Data for processing »
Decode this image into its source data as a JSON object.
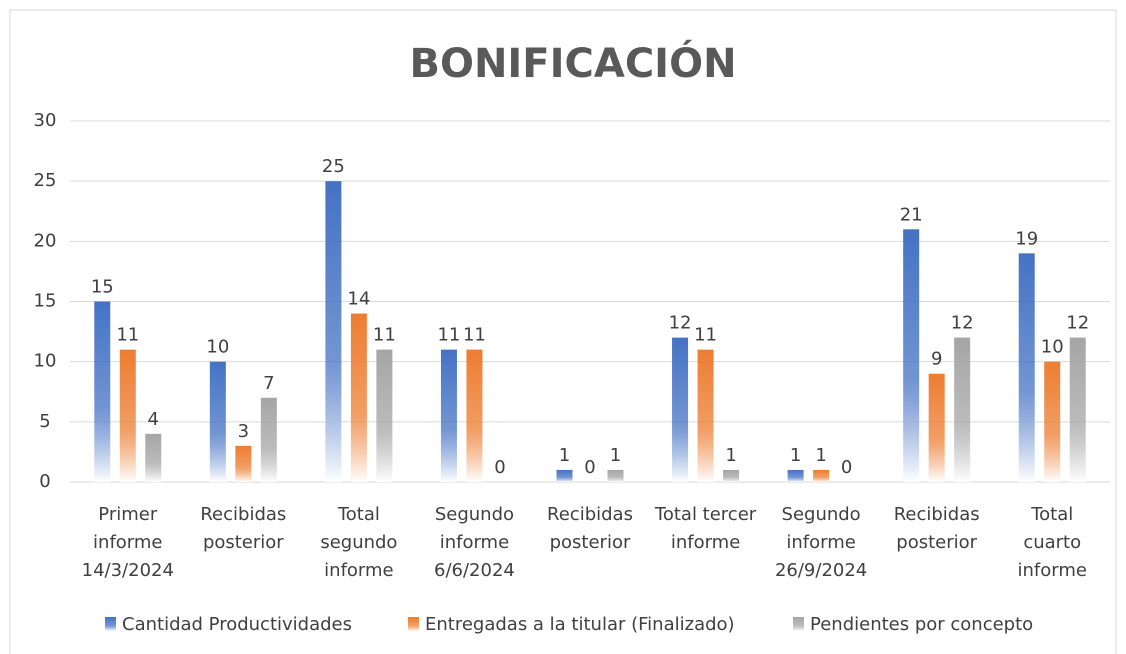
{
  "chart_data": {
    "type": "bar",
    "title": "BONIFICACIÓN",
    "categories": [
      "Primer\ninforme\n14/3/2024",
      "Recibidas\nposterior",
      "Total\nsegundo\ninforme",
      "Segundo\ninforme\n6/6/2024",
      "Recibidas\nposterior",
      "Total tercer\ninforme",
      "Segundo\ninforme\n26/9/2024",
      "Recibidas\nposterior",
      "Total\ncuarto\ninforme"
    ],
    "series": [
      {
        "name": "Cantidad Productividades",
        "color": "#4472c4",
        "values": [
          15,
          10,
          25,
          11,
          1,
          12,
          1,
          21,
          19
        ]
      },
      {
        "name": "Entregadas a la titular (Finalizado)",
        "color": "#ed7d31",
        "values": [
          11,
          3,
          14,
          11,
          0,
          11,
          1,
          9,
          10
        ]
      },
      {
        "name": "Pendientes por concepto",
        "color": "#a5a5a5",
        "values": [
          4,
          7,
          11,
          0,
          1,
          1,
          0,
          12,
          12
        ]
      }
    ],
    "ylim": [
      0,
      30
    ],
    "yticks": [
      0,
      5,
      10,
      15,
      20,
      25,
      30
    ],
    "grid": true,
    "legend": "bottom"
  }
}
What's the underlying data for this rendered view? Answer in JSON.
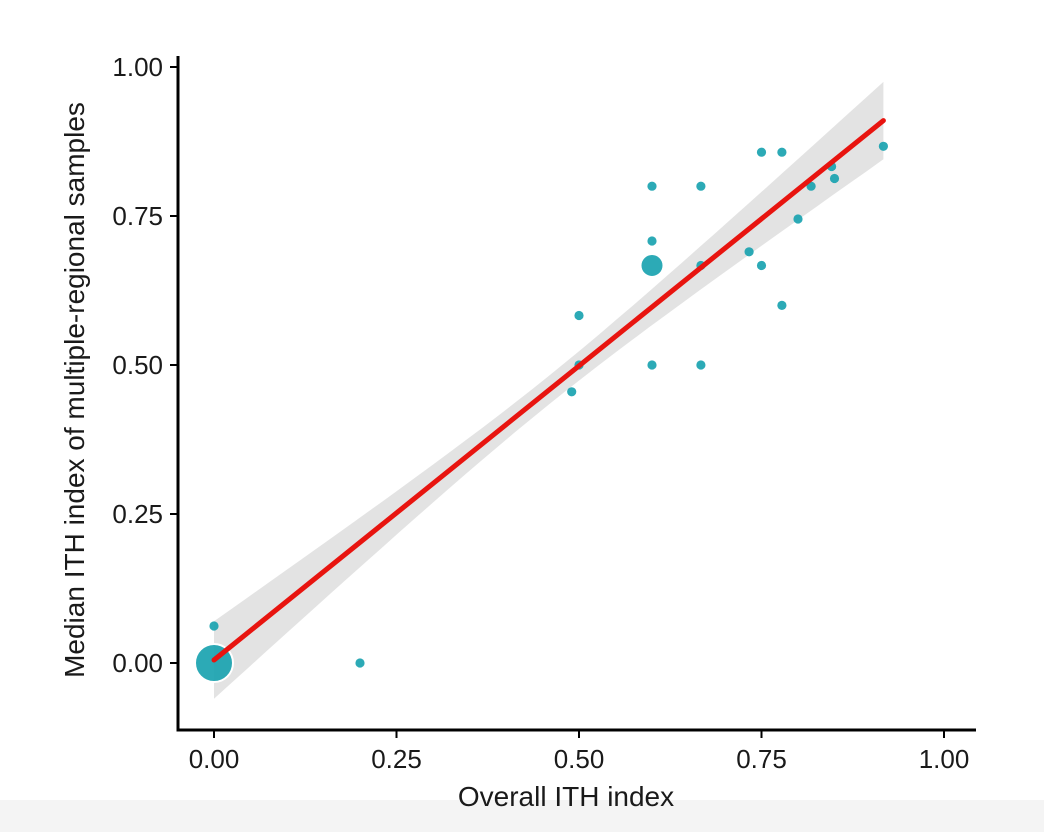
{
  "chart_data": {
    "type": "scatter",
    "title": "",
    "xlabel": "Overall ITH index",
    "ylabel": "Median ITH index of multiple-regional samples",
    "xlim": [
      -0.05,
      1.05
    ],
    "ylim": [
      -0.11,
      1.02
    ],
    "x_ticks": [
      0.0,
      0.25,
      0.5,
      0.75,
      1.0
    ],
    "x_tick_labels": [
      "0.00",
      "0.25",
      "0.50",
      "0.75",
      "1.00"
    ],
    "y_ticks": [
      0.0,
      0.25,
      0.5,
      0.75,
      1.0
    ],
    "y_tick_labels": [
      "0.00",
      "0.25",
      "0.50",
      "0.75",
      "1.00"
    ],
    "grid": false,
    "point_color": "#1aa3b0",
    "points": [
      {
        "x": 0.0,
        "y": 0.0,
        "n": 8
      },
      {
        "x": 0.0,
        "y": 0.062,
        "n": 1
      },
      {
        "x": 0.2,
        "y": 0.0,
        "n": 1
      },
      {
        "x": 0.49,
        "y": 0.455,
        "n": 1
      },
      {
        "x": 0.5,
        "y": 0.5,
        "n": 1
      },
      {
        "x": 0.5,
        "y": 0.583,
        "n": 1
      },
      {
        "x": 0.6,
        "y": 0.5,
        "n": 1
      },
      {
        "x": 0.6,
        "y": 0.667,
        "n": 4
      },
      {
        "x": 0.6,
        "y": 0.708,
        "n": 1
      },
      {
        "x": 0.6,
        "y": 0.8,
        "n": 1
      },
      {
        "x": 0.667,
        "y": 0.5,
        "n": 1
      },
      {
        "x": 0.667,
        "y": 0.667,
        "n": 1
      },
      {
        "x": 0.667,
        "y": 0.8,
        "n": 1
      },
      {
        "x": 0.733,
        "y": 0.69,
        "n": 1
      },
      {
        "x": 0.75,
        "y": 0.667,
        "n": 1
      },
      {
        "x": 0.75,
        "y": 0.857,
        "n": 1
      },
      {
        "x": 0.778,
        "y": 0.6,
        "n": 1
      },
      {
        "x": 0.778,
        "y": 0.857,
        "n": 1
      },
      {
        "x": 0.8,
        "y": 0.745,
        "n": 1
      },
      {
        "x": 0.818,
        "y": 0.8,
        "n": 1
      },
      {
        "x": 0.846,
        "y": 0.833,
        "n": 1
      },
      {
        "x": 0.85,
        "y": 0.813,
        "n": 1
      },
      {
        "x": 0.917,
        "y": 0.867,
        "n": 1
      }
    ],
    "fit": {
      "type": "linear",
      "color": "#e8140f",
      "x_range": [
        0.0,
        0.917
      ],
      "intercept": 0.005,
      "slope": 0.987,
      "ci_band_color": "#d9d9d9",
      "ci_halfwidth_at_ends": 0.065,
      "ci_halfwidth_at_center": 0.024
    }
  }
}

Directive »
Set the pictures aside and transcribe the data above exactly.

Answer to this task »
Decode this image into its source data as a JSON object.
{
  "chart_data": {
    "type": "bar",
    "title": "BONIFICACIÓN",
    "categories": [
      "Primer\ninforme\n14/3/2024",
      "Recibidas\nposterior",
      "Total\nsegundo\ninforme",
      "Segundo\ninforme\n6/6/2024",
      "Recibidas\nposterior",
      "Total tercer\ninforme",
      "Segundo\ninforme\n26/9/2024",
      "Recibidas\nposterior",
      "Total\ncuarto\ninforme"
    ],
    "series": [
      {
        "name": "Cantidad Productividades",
        "color": "#4472c4",
        "values": [
          15,
          10,
          25,
          11,
          1,
          12,
          1,
          21,
          19
        ]
      },
      {
        "name": "Entregadas a la titular (Finalizado)",
        "color": "#ed7d31",
        "values": [
          11,
          3,
          14,
          11,
          0,
          11,
          1,
          9,
          10
        ]
      },
      {
        "name": "Pendientes por concepto",
        "color": "#a5a5a5",
        "values": [
          4,
          7,
          11,
          0,
          1,
          1,
          0,
          12,
          12
        ]
      }
    ],
    "ylim": [
      0,
      30
    ],
    "yticks": [
      0,
      5,
      10,
      15,
      20,
      25,
      30
    ],
    "grid": true,
    "legend": "bottom"
  }
}
What's the underlying data for this rendered view? Answer in JSON.
{
  "chart_data": {
    "type": "scatter",
    "title": "",
    "xlabel": "Overall ITH index",
    "ylabel": "Median ITH index of multiple-regional samples",
    "xlim": [
      -0.05,
      1.05
    ],
    "ylim": [
      -0.11,
      1.02
    ],
    "x_ticks": [
      0.0,
      0.25,
      0.5,
      0.75,
      1.0
    ],
    "x_tick_labels": [
      "0.00",
      "0.25",
      "0.50",
      "0.75",
      "1.00"
    ],
    "y_ticks": [
      0.0,
      0.25,
      0.5,
      0.75,
      1.0
    ],
    "y_tick_labels": [
      "0.00",
      "0.25",
      "0.50",
      "0.75",
      "1.00"
    ],
    "grid": false,
    "point_color": "#1aa3b0",
    "points": [
      {
        "x": 0.0,
        "y": 0.0,
        "n": 8
      },
      {
        "x": 0.0,
        "y": 0.062,
        "n": 1
      },
      {
        "x": 0.2,
        "y": 0.0,
        "n": 1
      },
      {
        "x": 0.49,
        "y": 0.455,
        "n": 1
      },
      {
        "x": 0.5,
        "y": 0.5,
        "n": 1
      },
      {
        "x": 0.5,
        "y": 0.583,
        "n": 1
      },
      {
        "x": 0.6,
        "y": 0.5,
        "n": 1
      },
      {
        "x": 0.6,
        "y": 0.667,
        "n": 4
      },
      {
        "x": 0.6,
        "y": 0.708,
        "n": 1
      },
      {
        "x": 0.6,
        "y": 0.8,
        "n": 1
      },
      {
        "x": 0.667,
        "y": 0.5,
        "n": 1
      },
      {
        "x": 0.667,
        "y": 0.667,
        "n": 1
      },
      {
        "x": 0.667,
        "y": 0.8,
        "n": 1
      },
      {
        "x": 0.733,
        "y": 0.69,
        "n": 1
      },
      {
        "x": 0.75,
        "y": 0.667,
        "n": 1
      },
      {
        "x": 0.75,
        "y": 0.857,
        "n": 1
      },
      {
        "x": 0.778,
        "y": 0.6,
        "n": 1
      },
      {
        "x": 0.778,
        "y": 0.857,
        "n": 1
      },
      {
        "x": 0.8,
        "y": 0.745,
        "n": 1
      },
      {
        "x": 0.818,
        "y": 0.8,
        "n": 1
      },
      {
        "x": 0.846,
        "y": 0.833,
        "n": 1
      },
      {
        "x": 0.85,
        "y": 0.813,
        "n": 1
      },
      {
        "x": 0.917,
        "y": 0.867,
        "n": 1
      }
    ],
    "fit": {
      "type": "linear",
      "color": "#e8140f",
      "x_range": [
        0.0,
        0.917
      ],
      "intercept": 0.005,
      "slope": 0.987,
      "ci_band_color": "#d9d9d9",
      "ci_halfwidth_at_ends": 0.065,
      "ci_halfwidth_at_center": 0.024
    }
  }
}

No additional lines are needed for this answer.